Exercise goal » Check each line of the entries below for the string "least" and state how many lines have it, with no other text.

Records provided »
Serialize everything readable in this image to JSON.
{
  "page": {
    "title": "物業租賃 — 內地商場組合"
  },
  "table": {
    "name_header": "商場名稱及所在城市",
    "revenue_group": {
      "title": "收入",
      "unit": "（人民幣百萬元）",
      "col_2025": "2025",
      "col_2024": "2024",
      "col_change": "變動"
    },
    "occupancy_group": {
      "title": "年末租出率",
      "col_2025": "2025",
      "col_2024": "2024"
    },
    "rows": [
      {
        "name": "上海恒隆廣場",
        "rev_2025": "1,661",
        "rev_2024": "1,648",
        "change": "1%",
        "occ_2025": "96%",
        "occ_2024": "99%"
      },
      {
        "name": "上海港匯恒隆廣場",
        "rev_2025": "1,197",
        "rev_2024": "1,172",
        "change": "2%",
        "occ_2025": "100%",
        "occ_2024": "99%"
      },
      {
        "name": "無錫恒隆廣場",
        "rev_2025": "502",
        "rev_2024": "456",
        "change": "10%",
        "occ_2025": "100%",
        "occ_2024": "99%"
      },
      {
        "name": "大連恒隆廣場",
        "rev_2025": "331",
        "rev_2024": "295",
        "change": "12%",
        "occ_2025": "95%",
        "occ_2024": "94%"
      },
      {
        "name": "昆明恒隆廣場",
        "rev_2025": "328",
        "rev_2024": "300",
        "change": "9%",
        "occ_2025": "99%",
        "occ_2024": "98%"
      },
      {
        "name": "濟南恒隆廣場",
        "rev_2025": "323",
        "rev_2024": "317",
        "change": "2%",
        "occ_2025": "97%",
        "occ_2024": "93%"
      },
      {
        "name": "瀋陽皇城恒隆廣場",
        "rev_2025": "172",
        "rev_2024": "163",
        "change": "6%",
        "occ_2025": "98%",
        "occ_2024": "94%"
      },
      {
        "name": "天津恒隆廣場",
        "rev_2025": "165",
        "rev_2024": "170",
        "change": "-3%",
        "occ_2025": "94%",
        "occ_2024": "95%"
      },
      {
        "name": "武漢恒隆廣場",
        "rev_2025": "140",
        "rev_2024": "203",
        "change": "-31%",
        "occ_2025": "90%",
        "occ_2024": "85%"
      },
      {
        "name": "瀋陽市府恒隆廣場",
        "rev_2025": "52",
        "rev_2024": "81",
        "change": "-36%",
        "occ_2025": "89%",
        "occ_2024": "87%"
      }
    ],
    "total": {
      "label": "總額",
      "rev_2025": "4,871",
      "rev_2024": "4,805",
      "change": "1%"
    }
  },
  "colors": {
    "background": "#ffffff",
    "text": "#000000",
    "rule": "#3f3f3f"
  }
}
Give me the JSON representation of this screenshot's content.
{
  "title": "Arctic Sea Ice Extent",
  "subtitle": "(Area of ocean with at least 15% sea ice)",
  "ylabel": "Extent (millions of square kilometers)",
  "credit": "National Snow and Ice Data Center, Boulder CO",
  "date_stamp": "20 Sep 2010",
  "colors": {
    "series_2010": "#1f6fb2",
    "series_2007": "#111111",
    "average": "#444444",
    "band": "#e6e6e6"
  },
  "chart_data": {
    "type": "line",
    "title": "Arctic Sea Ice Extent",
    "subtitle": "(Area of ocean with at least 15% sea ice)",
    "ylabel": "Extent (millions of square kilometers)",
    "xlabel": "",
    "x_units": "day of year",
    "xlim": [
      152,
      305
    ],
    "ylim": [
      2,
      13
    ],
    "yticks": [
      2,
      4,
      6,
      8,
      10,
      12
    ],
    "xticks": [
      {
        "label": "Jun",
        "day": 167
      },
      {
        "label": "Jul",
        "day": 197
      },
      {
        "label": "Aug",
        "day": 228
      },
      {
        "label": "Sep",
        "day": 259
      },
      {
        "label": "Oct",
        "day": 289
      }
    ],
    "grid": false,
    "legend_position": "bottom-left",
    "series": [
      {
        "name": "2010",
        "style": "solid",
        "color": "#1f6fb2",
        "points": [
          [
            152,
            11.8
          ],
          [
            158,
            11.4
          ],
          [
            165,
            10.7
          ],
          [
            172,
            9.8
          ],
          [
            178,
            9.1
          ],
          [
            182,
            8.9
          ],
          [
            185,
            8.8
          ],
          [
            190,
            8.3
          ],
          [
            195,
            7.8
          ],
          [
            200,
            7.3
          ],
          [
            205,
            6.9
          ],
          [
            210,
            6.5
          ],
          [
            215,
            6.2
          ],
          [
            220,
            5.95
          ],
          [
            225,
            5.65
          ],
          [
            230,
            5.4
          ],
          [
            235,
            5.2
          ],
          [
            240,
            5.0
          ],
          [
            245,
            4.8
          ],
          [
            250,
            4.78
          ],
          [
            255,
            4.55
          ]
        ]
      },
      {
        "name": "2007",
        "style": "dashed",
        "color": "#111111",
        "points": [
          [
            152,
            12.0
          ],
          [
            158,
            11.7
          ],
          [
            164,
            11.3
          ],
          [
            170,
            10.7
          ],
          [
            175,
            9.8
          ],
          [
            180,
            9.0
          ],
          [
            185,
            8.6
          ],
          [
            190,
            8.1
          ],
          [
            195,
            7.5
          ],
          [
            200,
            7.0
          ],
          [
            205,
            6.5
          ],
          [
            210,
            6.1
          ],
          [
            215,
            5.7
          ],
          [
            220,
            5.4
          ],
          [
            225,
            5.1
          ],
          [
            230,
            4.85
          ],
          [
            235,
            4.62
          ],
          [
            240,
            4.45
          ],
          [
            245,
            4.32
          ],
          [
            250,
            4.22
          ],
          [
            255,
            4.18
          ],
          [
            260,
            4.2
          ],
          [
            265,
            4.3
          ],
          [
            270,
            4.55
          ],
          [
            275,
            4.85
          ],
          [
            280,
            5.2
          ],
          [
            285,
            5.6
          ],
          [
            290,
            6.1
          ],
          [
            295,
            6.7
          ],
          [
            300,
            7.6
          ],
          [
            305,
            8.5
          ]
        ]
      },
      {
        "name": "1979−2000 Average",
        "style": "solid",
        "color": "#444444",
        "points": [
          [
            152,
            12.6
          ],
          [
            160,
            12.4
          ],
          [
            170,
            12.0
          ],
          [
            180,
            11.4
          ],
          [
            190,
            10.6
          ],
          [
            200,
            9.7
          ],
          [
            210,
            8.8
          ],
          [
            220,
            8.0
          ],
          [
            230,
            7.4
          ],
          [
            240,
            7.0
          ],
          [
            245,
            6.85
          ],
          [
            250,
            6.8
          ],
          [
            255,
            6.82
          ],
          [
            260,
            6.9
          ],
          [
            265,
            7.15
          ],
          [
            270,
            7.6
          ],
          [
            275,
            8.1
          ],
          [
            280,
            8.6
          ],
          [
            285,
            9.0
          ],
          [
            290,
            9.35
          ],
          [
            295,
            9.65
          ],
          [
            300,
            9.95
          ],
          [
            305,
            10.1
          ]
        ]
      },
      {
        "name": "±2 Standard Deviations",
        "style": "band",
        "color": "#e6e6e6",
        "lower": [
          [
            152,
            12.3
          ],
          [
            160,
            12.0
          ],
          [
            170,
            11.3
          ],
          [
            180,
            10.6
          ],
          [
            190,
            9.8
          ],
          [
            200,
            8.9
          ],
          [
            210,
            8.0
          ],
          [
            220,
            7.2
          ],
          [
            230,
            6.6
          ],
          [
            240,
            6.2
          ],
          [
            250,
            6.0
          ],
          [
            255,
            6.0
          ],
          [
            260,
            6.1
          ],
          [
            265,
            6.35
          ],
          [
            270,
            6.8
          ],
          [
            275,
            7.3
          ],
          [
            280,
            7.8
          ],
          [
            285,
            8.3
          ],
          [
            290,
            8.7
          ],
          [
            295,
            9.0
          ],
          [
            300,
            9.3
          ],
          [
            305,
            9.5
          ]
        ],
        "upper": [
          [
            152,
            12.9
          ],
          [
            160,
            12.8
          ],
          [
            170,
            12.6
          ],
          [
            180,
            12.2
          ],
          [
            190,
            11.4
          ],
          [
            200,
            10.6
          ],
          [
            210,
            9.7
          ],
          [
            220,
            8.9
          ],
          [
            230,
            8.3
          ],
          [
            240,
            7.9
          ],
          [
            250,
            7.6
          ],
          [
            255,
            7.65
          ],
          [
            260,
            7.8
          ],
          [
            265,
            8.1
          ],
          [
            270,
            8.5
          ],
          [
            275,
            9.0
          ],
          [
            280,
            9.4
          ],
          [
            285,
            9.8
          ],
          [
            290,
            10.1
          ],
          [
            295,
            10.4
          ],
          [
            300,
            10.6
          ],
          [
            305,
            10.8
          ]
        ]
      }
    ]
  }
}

Solved exercise » 2